Stored records
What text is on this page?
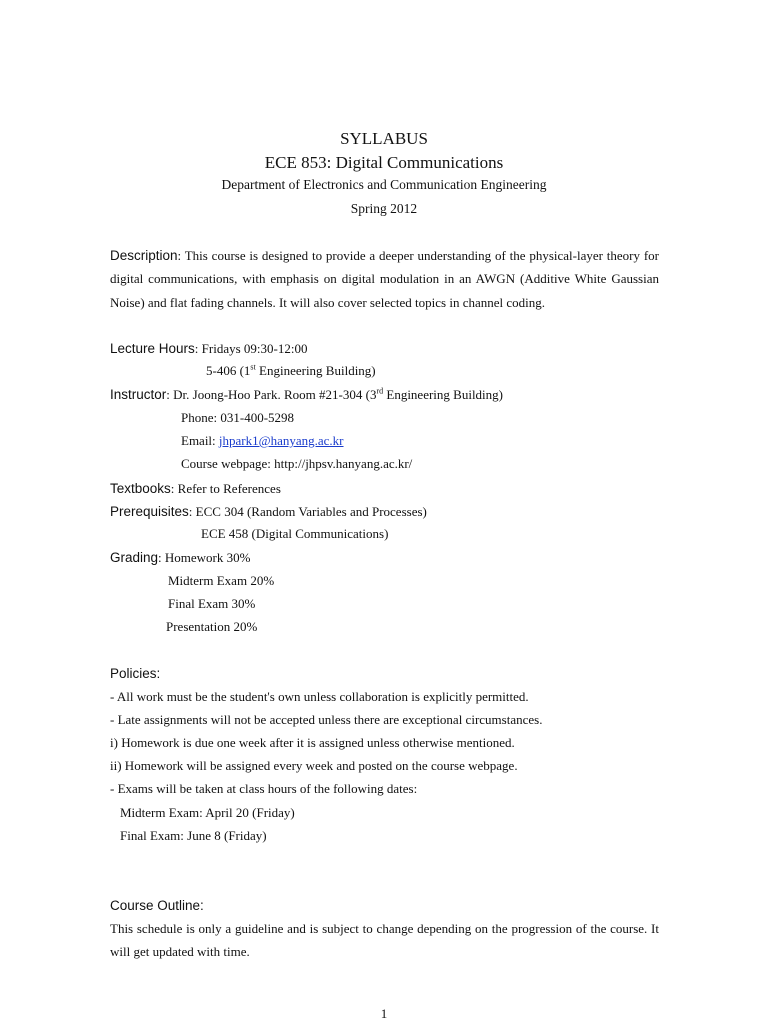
SYLLABUS
ECE 853: Digital Communications
Department of Electronics and Communication Engineering
Spring 2012
Description: This course is designed to provide a deeper understanding of the physical-layer theory for digital communications, with emphasis on digital modulation in an AWGN (Additive White Gaussian Noise) and flat fading channels. It will also cover selected topics in channel coding.
Lecture Hours: Fridays 09:30-12:00
5-406 (1st Engineering Building)
Instructor: Dr. Joong-Hoo Park. Room #21-304 (3rd Engineering Building)
Phone: 031-400-5298
Email: jhpark1@hanyang.ac.kr
Course webpage: http://jhpsv.hanyang.ac.kr/
Textbooks: Refer to References
Prerequisites: ECC 304 (Random Variables and Processes)
ECE 458 (Digital Communications)
Grading: Homework 30%
Midterm Exam 20%
Final Exam 30%
Presentation 20%
Policies:
- All work must be the student's own unless collaboration is explicitly permitted.
- Late assignments will not be accepted unless there are exceptional circumstances.
i) Homework is due one week after it is assigned unless otherwise mentioned.
ii) Homework will be assigned every week and posted on the course webpage.
- Exams will be taken at class hours of the following dates:
Midterm Exam: April 20 (Friday)
Final Exam: June 8 (Friday)
Course Outline:
This schedule is only a guideline and is subject to change depending on the progression of the course. It will get updated with time.
1
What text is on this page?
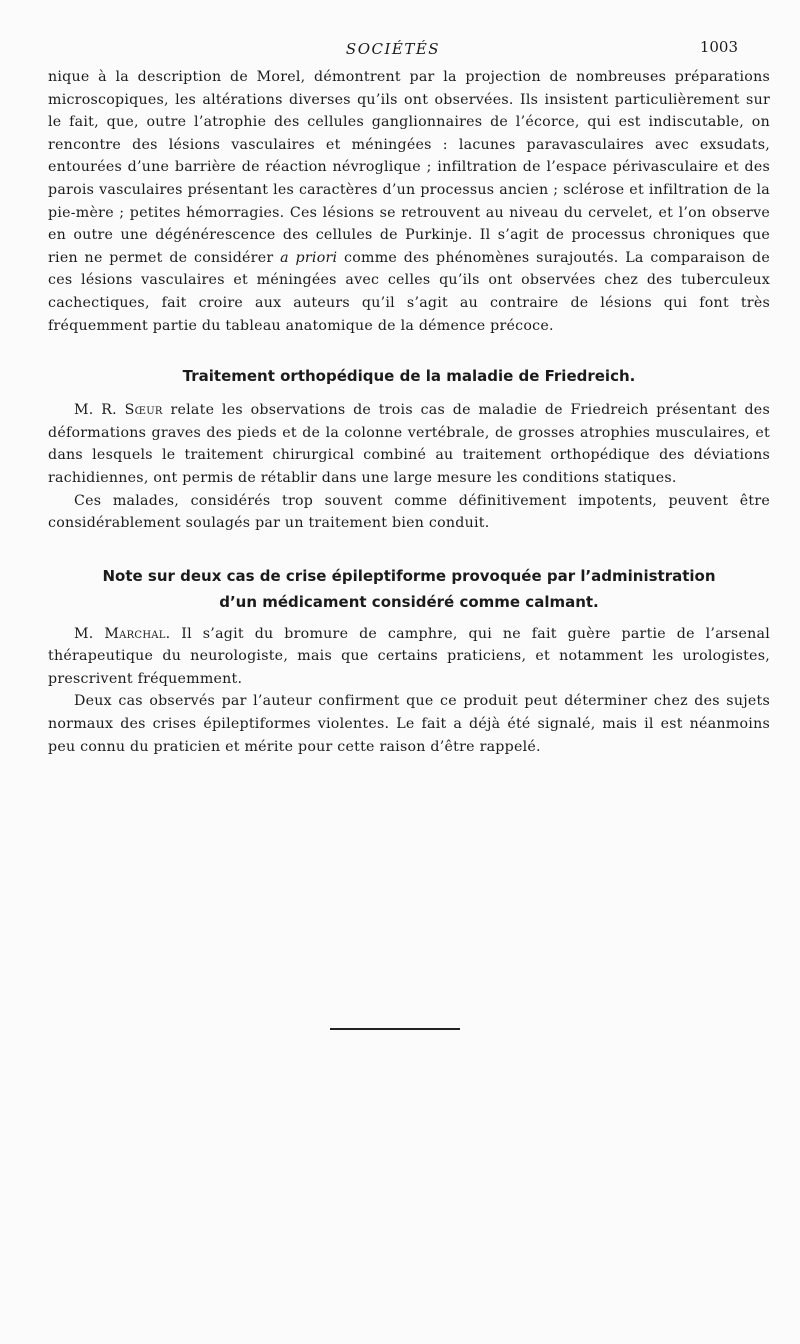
SOCIÉTÉS	1003

nique à la description de Morel, démontrent par la projection de nombreuses préparations microscopiques, les altérations diverses qu’ils ont observées. Ils insistent particulièrement sur le fait, que, outre l’atrophie des cellules ganglionnaires de l’écorce, qui est indiscutable, on rencontre des lésions vasculaires et méningées : lacunes paravasculaires avec exsudats, entourées d’une barrière de réaction névroglique ; infiltration de l’espace périvasculaire et des parois vasculaires présentant les caractères d’un processus ancien ; sclérose et infiltration de la pie-mère ; petites hémorragies. Ces lésions se retrouvent au niveau du cervelet, et l’on observe en outre une dégénérescence des cellules de Purkinje. Il s’agit de processus chroniques que rien ne permet de considérer a priori comme des phénomènes surajoutés. La comparaison de ces lésions vasculaires et méningées avec celles qu’ils ont observées chez des tuberculeux cachectiques, fait croire aux auteurs qu’il s’agit au contraire de lésions qui font très fréquemment partie du tableau anatomique de la démence précoce.

Traitement orthopédique de la maladie de Friedreich.

M. R. Sœur relate les observations de trois cas de maladie de Friedreich présentant des déformations graves des pieds et de la colonne vertébrale, de grosses atrophies musculaires, et dans lesquels le traitement chirurgical combiné au traitement orthopédique des déviations rachidiennes, ont permis de rétablir dans une large mesure les conditions statiques.

Ces malades, considérés trop souvent comme définitivement impotents, peuvent être considérablement soulagés par un traitement bien conduit.

Note sur deux cas de crise épileptiforme provoquée par l’administration
d’un médicament considéré comme calmant.

M. Marchal. Il s’agit du bromure de camphre, qui ne fait guère partie de l’arsenal thérapeutique du neurologiste, mais que certains praticiens, et notamment les urologistes, prescrivent fréquemment.

Deux cas observés par l’auteur confirment que ce produit peut déterminer chez des sujets normaux des crises épileptiformes violentes. Le fait a déjà été signalé, mais il est néanmoins peu connu du praticien et mérite pour cette raison d’être rappelé.
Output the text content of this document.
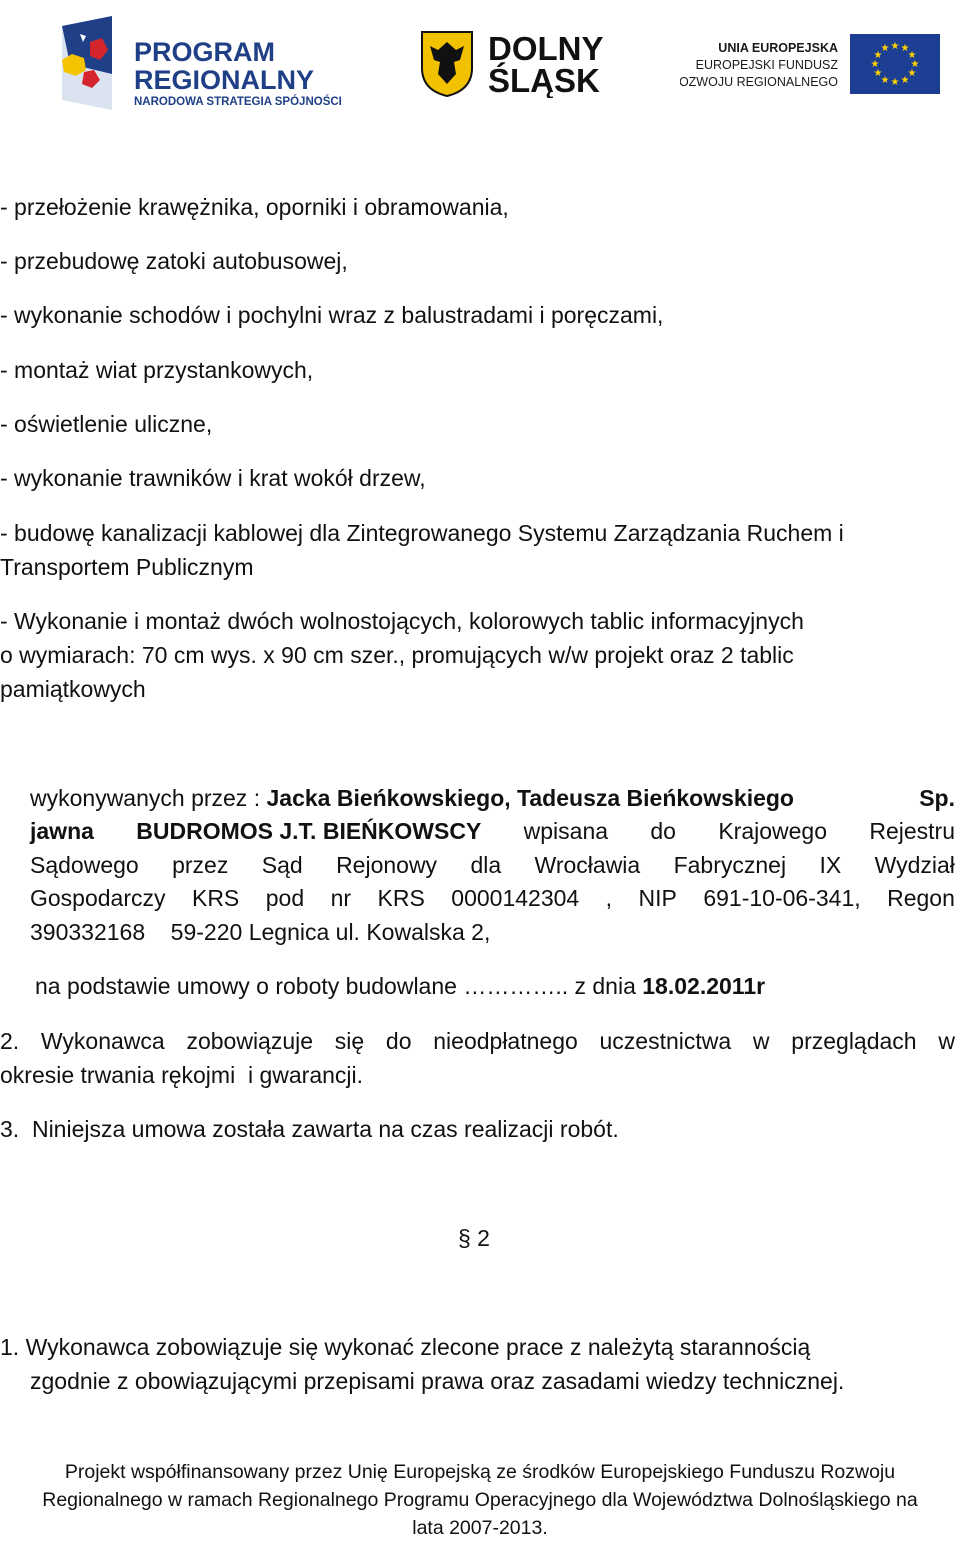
PROGRAM
REGIONALNY
NARODOWA STRATEGIA SPÓJNOŚCI
DOLNY
ŚLĄSK
UNIA EUROPEJSKA
EUROPEJSKI FUNDUSZ
ROZWOJU REGIONALNEGO
★ ★
★
★
★
★
★
★
★
★
★
★
- przełożenie krawężnika, oporniki i obramowania,
- przebudowę zatoki autobusowej,
- wykonanie schodów i pochylni wraz z balustradami i poręczami,
- montaż wiat przystankowych,
- oświetlenie uliczne,
- wykonanie trawników i krat wokół drzew,
- budowę kanalizacji kablowej dla Zintegrowanego Systemu Zarządzania Ruchem i
Transportem Publicznym
- Wykonanie i montaż dwóch wolnostojących, kolorowych tablic informacyjnych
o wymiarach: 70 cm wys. x 90 cm szer., promujących w/w projekt oraz 2 tablic
pamiątkowych
wykonywanych przez : Jacka Bieńkowskiego, Tadeusza Bieńkowskiego	Sp.
jawna BUDROMOS J.T. BIEŃKOWSCY wpisana do Krajowego Rejestru
Sądowego przez Sąd Rejonowy dla Wrocławia Fabrycznej IX Wydział
Gospodarczy KRS pod nr KRS 0000142304 , NIP 691-10-06-341, Regon
390332168    59-220 Legnica ul. Kowalska 2,
na podstawie umowy o roboty budowlane ………….. z dnia 18.02.2011r
2. Wykonawca zobowiązuje się do nieodpłatnego uczestnictwa w przeglądach w
okresie trwania rękojmi  i gwarancji.
3.  Niniejsza umowa została zawarta na czas realizacji robót.
§ 2
1. Wykonawca zobowiązuje się wykonać zlecone prace z należytą starannością
zgodnie z obowiązującymi przepisami prawa oraz zasadami wiedzy technicznej.
Projekt współfinansowany przez Unię Europejską ze środków Europejskiego Funduszu Rozwoju
Regionalnego w ramach Regionalnego Programu Operacyjnego dla Województwa Dolnośląskiego na
lata 2007-2013.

YOUR OBJECTIVE
Reproduce each line exactly, please, except for any pictures.

RESPONSE
What text is on this page?
SYLLABUS
ECE 853: Digital Communications
Department of Electronics and Communication Engineering
Spring 2012
Description: This course is designed to provide a deeper understanding of the physical-layer theory for digital communications, with emphasis on digital modulation in an AWGN (Additive White Gaussian Noise) and flat fading channels. It will also cover selected topics in channel coding.
Lecture Hours: Fridays 09:30-12:00
5-406 (1st Engineering Building)
Instructor: Dr. Joong-Hoo Park. Room #21-304 (3rd Engineering Building)
Phone: 031-400-5298
Email: jhpark1@hanyang.ac.kr
Course webpage: http://jhpsv.hanyang.ac.kr/
Textbooks: Refer to References
Prerequisites: ECC 304 (Random Variables and Processes)
ECE 458 (Digital Communications)
Grading: Homework 30%
Midterm Exam 20%
Final Exam 30%
Presentation 20%
Policies:
- All work must be the student's own unless collaboration is explicitly permitted.
- Late assignments will not be accepted unless there are exceptional circumstances.
i) Homework is due one week after it is assigned unless otherwise mentioned.
ii) Homework will be assigned every week and posted on the course webpage.
- Exams will be taken at class hours of the following dates:
Midterm Exam: April 20 (Friday)
Final Exam: June 8 (Friday)
Course Outline:
This schedule is only a guideline and is subject to change depending on the progression of the course. It will get updated with time.
1
What text is on this page?
SOCIÉTÉS	1003

nique à la description de Morel, démontrent par la projection de nombreuses préparations microscopiques, les altérations diverses qu’ils ont observées. Ils insistent particulièrement sur le fait, que, outre l’atrophie des cellules ganglionnaires de l’écorce, qui est indiscutable, on rencontre des lésions vasculaires et méningées : lacunes paravasculaires avec exsudats, entourées d’une barrière de réaction névroglique ; infiltration de l’espace périvasculaire et des parois vasculaires présentant les caractères d’un processus ancien ; sclérose et infiltration de la pie-mère ; petites hémorragies. Ces lésions se retrouvent au niveau du cervelet, et l’on observe en outre une dégénérescence des cellules de Purkinje. Il s’agit de processus chroniques que rien ne permet de considérer a priori comme des phénomènes surajoutés. La comparaison de ces lésions vasculaires et méningées avec celles qu’ils ont observées chez des tuberculeux cachectiques, fait croire aux auteurs qu’il s’agit au contraire de lésions qui font très fréquemment partie du tableau anatomique de la démence précoce.

Traitement orthopédique de la maladie de Friedreich.

M. R. Sœur relate les observations de trois cas de maladie de Friedreich présentant des déformations graves des pieds et de la colonne vertébrale, de grosses atrophies musculaires, et dans lesquels le traitement chirurgical combiné au traitement orthopédique des déviations rachidiennes, ont permis de rétablir dans une large mesure les conditions statiques.

Ces malades, considérés trop souvent comme définitivement impotents, peuvent être considérablement soulagés par un traitement bien conduit.

Note sur deux cas de crise épileptiforme provoquée par l’administration
d’un médicament considéré comme calmant.

M. Marchal. Il s’agit du bromure de camphre, qui ne fait guère partie de l’arsenal thérapeutique du neurologiste, mais que certains praticiens, et notamment les urologistes, prescrivent fréquemment.

Deux cas observés par l’auteur confirment que ce produit peut déterminer chez des sujets normaux des crises épileptiformes violentes. Le fait a déjà été signalé, mais il est néanmoins peu connu du praticien et mérite pour cette raison d’être rappelé.
Output the text content of this document.
PROGRAM
REGIONALNY
NARODOWA STRATEGIA SPÓJNOŚCI
DOLNY
ŚLĄSK
UNIA EUROPEJSKA
EUROPEJSKI FUNDUSZ
ROZWOJU REGIONALNEGO
★ ★
★
★
★
★
★
★
★
★
★
★
- przełożenie krawężnika, oporniki i obramowania,
- przebudowę zatoki autobusowej,
- wykonanie schodów i pochylni wraz z balustradami i poręczami,
- montaż wiat przystankowych,
- oświetlenie uliczne,
- wykonanie trawników i krat wokół drzew,
- budowę kanalizacji kablowej dla Zintegrowanego Systemu Zarządzania Ruchem i
Transportem Publicznym
- Wykonanie i montaż dwóch wolnostojących, kolorowych tablic informacyjnych
o wymiarach: 70 cm wys. x 90 cm szer., promujących w/w projekt oraz 2 tablic
pamiątkowych
wykonywanych przez : Jacka Bieńkowskiego, Tadeusza Bieńkowskiego	Sp.
jawna BUDROMOS J.T. BIEŃKOWSCY wpisana do Krajowego Rejestru
Sądowego przez Sąd Rejonowy dla Wrocławia Fabrycznej IX Wydział
Gospodarczy KRS pod nr KRS 0000142304 , NIP 691-10-06-341, Regon
390332168    59-220 Legnica ul. Kowalska 2,
na podstawie umowy o roboty budowlane ………….. z dnia 18.02.2011r
2. Wykonawca zobowiązuje się do nieodpłatnego uczestnictwa w przeglądach w
okresie trwania rękojmi  i gwarancji.
3.  Niniejsza umowa została zawarta na czas realizacji robót.
§ 2
1. Wykonawca zobowiązuje się wykonać zlecone prace z należytą starannością
zgodnie z obowiązującymi przepisami prawa oraz zasadami wiedzy technicznej.
Projekt współfinansowany przez Unię Europejską ze środków Europejskiego Funduszu Rozwoju
Regionalnego w ramach Regionalnego Programu Operacyjnego dla Województwa Dolnośląskiego na
lata 2007-2013.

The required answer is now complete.